Start of Items

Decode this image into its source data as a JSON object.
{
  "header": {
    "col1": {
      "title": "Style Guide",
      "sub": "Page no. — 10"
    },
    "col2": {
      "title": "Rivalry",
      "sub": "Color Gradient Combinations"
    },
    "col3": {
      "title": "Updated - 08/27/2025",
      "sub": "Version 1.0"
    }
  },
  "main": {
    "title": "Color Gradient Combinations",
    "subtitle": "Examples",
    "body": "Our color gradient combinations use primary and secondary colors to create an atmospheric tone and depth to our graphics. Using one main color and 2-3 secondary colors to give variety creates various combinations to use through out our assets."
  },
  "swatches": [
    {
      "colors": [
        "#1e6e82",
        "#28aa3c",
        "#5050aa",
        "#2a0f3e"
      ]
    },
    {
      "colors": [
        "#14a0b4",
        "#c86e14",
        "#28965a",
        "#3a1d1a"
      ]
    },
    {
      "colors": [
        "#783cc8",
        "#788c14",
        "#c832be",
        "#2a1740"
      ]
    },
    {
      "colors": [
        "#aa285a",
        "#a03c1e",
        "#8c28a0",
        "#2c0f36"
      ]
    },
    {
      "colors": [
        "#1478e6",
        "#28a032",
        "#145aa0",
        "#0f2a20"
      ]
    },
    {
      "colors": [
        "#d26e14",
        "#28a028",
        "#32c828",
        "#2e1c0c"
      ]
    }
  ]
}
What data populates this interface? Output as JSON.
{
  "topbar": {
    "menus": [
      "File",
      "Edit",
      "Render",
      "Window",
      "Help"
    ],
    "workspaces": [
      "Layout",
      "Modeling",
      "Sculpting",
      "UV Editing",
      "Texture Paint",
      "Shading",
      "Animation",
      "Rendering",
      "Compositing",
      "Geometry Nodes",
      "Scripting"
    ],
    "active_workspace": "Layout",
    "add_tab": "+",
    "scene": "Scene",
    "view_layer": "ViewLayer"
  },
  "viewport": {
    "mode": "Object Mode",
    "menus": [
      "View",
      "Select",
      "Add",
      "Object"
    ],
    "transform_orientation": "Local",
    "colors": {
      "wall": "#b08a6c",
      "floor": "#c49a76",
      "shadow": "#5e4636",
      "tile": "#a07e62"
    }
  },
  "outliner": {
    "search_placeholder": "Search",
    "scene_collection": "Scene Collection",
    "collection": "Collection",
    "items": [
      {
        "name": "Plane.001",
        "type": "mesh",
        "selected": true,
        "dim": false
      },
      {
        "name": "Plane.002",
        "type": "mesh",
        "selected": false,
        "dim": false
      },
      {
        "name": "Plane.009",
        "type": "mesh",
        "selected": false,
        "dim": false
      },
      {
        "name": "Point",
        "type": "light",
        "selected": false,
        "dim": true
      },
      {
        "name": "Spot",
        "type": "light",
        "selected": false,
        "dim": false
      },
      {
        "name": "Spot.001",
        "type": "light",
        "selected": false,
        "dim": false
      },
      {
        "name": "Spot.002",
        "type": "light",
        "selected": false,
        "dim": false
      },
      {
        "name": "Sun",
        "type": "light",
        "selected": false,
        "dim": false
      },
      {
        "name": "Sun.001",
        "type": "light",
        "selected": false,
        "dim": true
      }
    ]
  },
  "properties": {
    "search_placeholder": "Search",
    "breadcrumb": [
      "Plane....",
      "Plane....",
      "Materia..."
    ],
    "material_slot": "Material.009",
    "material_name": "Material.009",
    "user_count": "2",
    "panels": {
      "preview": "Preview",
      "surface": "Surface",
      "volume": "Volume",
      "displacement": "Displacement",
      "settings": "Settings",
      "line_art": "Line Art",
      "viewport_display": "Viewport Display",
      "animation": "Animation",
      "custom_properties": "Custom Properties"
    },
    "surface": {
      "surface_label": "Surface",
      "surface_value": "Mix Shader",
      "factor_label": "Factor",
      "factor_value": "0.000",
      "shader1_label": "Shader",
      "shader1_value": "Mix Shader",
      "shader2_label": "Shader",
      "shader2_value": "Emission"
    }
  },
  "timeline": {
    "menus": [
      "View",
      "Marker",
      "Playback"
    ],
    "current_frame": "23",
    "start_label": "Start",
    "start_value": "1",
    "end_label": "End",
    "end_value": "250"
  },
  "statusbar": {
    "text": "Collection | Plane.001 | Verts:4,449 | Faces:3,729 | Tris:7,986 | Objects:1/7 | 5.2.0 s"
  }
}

End of Items

▶ Exercise goal: Restate each record word for word.

▶ Problem solution:
Decode this image into its source data as a JSON object.
{
  "header": {
    "col1": {
      "title": "Style Guide",
      "sub": "Page no. — 10"
    },
    "col2": {
      "title": "Rivalry",
      "sub": "Color Gradient Combinations"
    },
    "col3": {
      "title": "Updated - 08/27/2025",
      "sub": "Version 1.0"
    }
  },
  "main": {
    "title": "Color Gradient Combinations",
    "subtitle": "Examples",
    "body": "Our color gradient combinations use primary and secondary colors to create an atmospheric tone and depth to our graphics. Using one main color and 2-3 secondary colors to give variety creates various combinations to use through out our assets."
  },
  "swatches": [
    {
      "colors": [
        "#1e6e82",
        "#28aa3c",
        "#5050aa",
        "#2a0f3e"
      ]
    },
    {
      "colors": [
        "#14a0b4",
        "#c86e14",
        "#28965a",
        "#3a1d1a"
      ]
    },
    {
      "colors": [
        "#783cc8",
        "#788c14",
        "#c832be",
        "#2a1740"
      ]
    },
    {
      "colors": [
        "#aa285a",
        "#a03c1e",
        "#8c28a0",
        "#2c0f36"
      ]
    },
    {
      "colors": [
        "#1478e6",
        "#28a032",
        "#145aa0",
        "#0f2a20"
      ]
    },
    {
      "colors": [
        "#d26e14",
        "#28a028",
        "#32c828",
        "#2e1c0c"
      ]
    }
  ]
}
What data populates this interface? Output as JSON.
{
  "topbar": {
    "menus": [
      "File",
      "Edit",
      "Render",
      "Window",
      "Help"
    ],
    "workspaces": [
      "Layout",
      "Modeling",
      "Sculpting",
      "UV Editing",
      "Texture Paint",
      "Shading",
      "Animation",
      "Rendering",
      "Compositing",
      "Geometry Nodes",
      "Scripting"
    ],
    "active_workspace": "Layout",
    "add_tab": "+",
    "scene": "Scene",
    "view_layer": "ViewLayer"
  },
  "viewport": {
    "mode": "Object Mode",
    "menus": [
      "View",
      "Select",
      "Add",
      "Object"
    ],
    "transform_orientation": "Local",
    "colors": {
      "wall": "#b08a6c",
      "floor": "#c49a76",
      "shadow": "#5e4636",
      "tile": "#a07e62"
    }
  },
  "outliner": {
    "search_placeholder": "Search",
    "scene_collection": "Scene Collection",
    "collection": "Collection",
    "items": [
      {
        "name": "Plane.001",
        "type": "mesh",
        "selected": true,
        "dim": false
      },
      {
        "name": "Plane.002",
        "type": "mesh",
        "selected": false,
        "dim": false
      },
      {
        "name": "Plane.009",
        "type": "mesh",
        "selected": false,
        "dim": false
      },
      {
        "name": "Point",
        "type": "light",
        "selected": false,
        "dim": true
      },
      {
        "name": "Spot",
        "type": "light",
        "selected": false,
        "dim": false
      },
      {
        "name": "Spot.001",
        "type": "light",
        "selected": false,
        "dim": false
      },
      {
        "name": "Spot.002",
        "type": "light",
        "selected": false,
        "dim": false
      },
      {
        "name": "Sun",
        "type": "light",
        "selected": false,
        "dim": false
      },
      {
        "name": "Sun.001",
        "type": "light",
        "selected": false,
        "dim": true
      }
    ]
  },
  "properties": {
    "search_placeholder": "Search",
    "breadcrumb": [
      "Plane....",
      "Plane....",
      "Materia..."
    ],
    "material_slot": "Material.009",
    "material_name": "Material.009",
    "user_count": "2",
    "panels": {
      "preview": "Preview",
      "surface": "Surface",
      "volume": "Volume",
      "displacement": "Displacement",
      "settings": "Settings",
      "line_art": "Line Art",
      "viewport_display": "Viewport Display",
      "animation": "Animation",
      "custom_properties": "Custom Properties"
    },
    "surface": {
      "surface_label": "Surface",
      "surface_value": "Mix Shader",
      "factor_label": "Factor",
      "factor_value": "0.000",
      "shader1_label": "Shader",
      "shader1_value": "Mix Shader",
      "shader2_label": "Shader",
      "shader2_value": "Emission"
    }
  },
  "timeline": {
    "menus": [
      "View",
      "Marker",
      "Playback"
    ],
    "current_frame": "23",
    "start_label": "Start",
    "start_value": "1",
    "end_label": "End",
    "end_value": "250"
  },
  "statusbar": {
    "text": "Collection | Plane.001 | Verts:4,449 | Faces:3,729 | Tris:7,986 | Objects:1/7 | 5.2.0 s"
  }
}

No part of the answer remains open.